* [Written instruction]: Report each line of the data that includes the word "loaded".

== Stored records

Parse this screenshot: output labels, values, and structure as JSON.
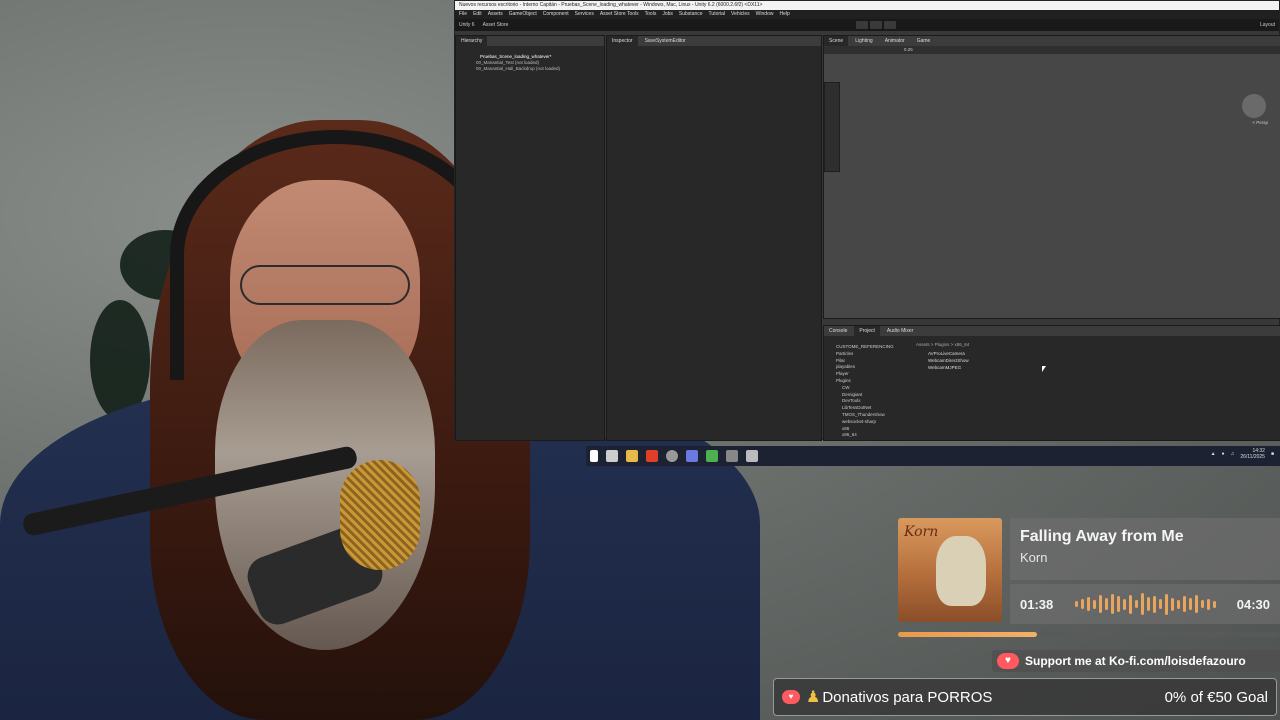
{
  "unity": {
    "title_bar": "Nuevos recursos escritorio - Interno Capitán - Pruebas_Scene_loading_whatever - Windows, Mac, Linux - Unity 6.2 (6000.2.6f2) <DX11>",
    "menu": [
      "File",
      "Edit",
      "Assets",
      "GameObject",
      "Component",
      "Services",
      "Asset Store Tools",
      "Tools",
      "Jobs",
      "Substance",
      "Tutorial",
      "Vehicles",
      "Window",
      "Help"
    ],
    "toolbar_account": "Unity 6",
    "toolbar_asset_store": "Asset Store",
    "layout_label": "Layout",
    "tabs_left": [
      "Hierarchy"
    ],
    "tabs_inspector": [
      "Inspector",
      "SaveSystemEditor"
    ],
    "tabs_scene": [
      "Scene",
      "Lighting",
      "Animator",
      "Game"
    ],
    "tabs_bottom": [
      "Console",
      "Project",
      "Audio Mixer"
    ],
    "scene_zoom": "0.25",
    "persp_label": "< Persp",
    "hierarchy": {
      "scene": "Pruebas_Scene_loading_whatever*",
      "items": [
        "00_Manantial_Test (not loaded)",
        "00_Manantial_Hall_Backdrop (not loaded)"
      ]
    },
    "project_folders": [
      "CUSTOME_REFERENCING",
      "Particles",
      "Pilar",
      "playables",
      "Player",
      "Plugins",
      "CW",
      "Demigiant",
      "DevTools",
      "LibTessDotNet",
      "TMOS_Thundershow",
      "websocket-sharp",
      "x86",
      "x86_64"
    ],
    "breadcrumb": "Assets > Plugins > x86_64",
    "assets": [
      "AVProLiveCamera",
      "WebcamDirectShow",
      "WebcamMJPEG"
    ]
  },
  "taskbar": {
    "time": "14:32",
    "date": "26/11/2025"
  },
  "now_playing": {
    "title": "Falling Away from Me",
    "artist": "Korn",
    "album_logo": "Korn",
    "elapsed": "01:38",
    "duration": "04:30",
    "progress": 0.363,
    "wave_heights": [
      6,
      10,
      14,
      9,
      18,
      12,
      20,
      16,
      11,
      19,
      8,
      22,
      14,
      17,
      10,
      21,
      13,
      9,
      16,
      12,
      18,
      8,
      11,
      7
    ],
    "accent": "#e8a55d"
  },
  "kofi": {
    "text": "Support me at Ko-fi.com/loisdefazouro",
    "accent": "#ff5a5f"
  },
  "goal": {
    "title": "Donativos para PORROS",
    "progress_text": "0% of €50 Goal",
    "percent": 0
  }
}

====
== Stored records

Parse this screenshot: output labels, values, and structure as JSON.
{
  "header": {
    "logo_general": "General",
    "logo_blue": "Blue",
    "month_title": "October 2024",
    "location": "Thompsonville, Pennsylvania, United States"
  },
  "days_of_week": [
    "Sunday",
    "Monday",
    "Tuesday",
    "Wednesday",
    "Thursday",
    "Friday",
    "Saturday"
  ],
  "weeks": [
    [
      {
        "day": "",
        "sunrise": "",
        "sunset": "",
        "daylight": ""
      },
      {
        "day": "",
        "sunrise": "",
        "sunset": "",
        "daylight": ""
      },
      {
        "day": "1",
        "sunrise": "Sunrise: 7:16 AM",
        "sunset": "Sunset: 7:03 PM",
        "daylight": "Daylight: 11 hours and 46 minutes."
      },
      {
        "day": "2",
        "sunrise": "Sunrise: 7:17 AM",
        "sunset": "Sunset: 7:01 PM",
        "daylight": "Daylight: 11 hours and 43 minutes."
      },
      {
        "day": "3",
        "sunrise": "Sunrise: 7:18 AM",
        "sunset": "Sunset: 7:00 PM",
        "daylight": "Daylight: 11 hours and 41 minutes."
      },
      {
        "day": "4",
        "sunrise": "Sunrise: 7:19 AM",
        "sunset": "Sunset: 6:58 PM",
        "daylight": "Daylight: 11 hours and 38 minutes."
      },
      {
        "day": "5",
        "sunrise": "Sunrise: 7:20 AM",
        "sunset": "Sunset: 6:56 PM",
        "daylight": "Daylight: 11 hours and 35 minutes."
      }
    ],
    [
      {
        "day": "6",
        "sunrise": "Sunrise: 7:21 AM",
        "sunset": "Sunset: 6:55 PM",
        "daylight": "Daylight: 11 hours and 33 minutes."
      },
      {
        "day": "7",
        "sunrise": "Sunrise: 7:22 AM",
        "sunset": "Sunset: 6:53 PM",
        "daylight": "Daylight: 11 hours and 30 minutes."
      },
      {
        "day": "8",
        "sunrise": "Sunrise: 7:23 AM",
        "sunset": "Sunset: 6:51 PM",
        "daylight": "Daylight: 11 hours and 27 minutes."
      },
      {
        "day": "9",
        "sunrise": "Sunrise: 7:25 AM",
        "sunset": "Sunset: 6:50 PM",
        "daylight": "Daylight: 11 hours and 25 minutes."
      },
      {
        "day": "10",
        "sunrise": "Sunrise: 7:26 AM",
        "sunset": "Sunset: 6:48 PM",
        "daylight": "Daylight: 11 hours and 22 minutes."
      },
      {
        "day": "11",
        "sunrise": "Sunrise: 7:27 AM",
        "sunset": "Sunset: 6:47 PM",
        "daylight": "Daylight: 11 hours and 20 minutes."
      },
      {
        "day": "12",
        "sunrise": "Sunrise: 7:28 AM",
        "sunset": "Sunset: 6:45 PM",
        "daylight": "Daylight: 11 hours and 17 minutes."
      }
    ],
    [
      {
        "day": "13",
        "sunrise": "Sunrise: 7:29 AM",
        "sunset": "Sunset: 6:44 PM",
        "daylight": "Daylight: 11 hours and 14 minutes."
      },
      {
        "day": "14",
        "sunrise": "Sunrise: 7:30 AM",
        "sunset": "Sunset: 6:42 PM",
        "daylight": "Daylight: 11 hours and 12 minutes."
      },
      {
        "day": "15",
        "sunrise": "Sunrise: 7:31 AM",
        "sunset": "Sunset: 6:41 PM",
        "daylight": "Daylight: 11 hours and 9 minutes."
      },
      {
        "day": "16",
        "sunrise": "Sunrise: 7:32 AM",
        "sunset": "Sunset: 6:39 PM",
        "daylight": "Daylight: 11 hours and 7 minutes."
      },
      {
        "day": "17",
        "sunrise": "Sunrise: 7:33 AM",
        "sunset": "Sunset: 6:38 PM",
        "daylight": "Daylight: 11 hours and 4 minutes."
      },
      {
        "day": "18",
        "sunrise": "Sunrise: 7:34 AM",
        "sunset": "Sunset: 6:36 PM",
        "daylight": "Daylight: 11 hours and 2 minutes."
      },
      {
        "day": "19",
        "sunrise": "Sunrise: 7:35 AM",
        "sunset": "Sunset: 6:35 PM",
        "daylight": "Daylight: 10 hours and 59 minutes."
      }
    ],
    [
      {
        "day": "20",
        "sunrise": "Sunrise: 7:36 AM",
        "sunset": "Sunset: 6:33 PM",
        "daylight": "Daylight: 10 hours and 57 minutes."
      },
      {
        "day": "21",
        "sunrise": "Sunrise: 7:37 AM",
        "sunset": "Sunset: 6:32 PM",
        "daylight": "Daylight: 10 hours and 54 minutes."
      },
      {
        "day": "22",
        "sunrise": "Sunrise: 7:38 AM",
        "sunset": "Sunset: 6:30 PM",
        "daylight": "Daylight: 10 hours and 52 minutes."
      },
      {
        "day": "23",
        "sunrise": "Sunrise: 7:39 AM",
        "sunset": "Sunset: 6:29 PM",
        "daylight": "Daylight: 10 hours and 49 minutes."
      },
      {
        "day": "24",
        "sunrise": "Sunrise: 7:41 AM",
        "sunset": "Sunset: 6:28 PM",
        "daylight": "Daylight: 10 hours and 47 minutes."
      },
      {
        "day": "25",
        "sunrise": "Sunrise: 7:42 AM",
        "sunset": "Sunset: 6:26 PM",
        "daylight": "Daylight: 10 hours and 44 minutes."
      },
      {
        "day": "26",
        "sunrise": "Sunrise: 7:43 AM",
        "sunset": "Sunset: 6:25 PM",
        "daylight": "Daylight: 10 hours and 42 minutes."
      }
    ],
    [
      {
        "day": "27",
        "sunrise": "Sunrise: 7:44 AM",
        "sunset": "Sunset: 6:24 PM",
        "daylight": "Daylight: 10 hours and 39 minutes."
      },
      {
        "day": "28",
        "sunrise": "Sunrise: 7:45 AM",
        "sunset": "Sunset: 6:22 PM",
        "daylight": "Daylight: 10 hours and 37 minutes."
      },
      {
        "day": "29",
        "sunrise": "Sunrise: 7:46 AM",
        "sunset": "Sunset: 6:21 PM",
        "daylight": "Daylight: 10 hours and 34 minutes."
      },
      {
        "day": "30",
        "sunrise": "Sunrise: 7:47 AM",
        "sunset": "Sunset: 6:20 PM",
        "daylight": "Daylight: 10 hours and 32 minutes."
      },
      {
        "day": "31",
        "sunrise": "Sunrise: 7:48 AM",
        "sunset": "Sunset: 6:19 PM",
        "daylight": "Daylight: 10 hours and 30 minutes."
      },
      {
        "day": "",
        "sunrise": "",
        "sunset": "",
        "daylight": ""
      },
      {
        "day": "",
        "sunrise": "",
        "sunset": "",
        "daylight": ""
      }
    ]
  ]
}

====
== Stored records

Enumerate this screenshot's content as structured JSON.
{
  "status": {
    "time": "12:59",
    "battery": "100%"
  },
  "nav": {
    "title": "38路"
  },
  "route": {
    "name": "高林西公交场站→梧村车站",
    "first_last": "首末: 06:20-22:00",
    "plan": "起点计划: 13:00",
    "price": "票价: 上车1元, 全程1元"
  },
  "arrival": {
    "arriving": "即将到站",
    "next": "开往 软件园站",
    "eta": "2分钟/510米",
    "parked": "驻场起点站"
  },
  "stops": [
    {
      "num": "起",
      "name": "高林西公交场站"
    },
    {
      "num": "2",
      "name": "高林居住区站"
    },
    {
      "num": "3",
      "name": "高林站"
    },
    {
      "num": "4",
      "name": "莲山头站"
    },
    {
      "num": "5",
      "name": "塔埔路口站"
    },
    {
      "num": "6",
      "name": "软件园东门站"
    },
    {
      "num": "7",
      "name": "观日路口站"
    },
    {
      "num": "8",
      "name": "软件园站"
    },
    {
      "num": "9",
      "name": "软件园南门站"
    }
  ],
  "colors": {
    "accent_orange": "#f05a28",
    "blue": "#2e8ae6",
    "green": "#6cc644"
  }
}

====

* [Written reply]:
        "00_Manantial_Test (not loaded)",
        "00_Manantial_Hall_Backdrop (not loaded)"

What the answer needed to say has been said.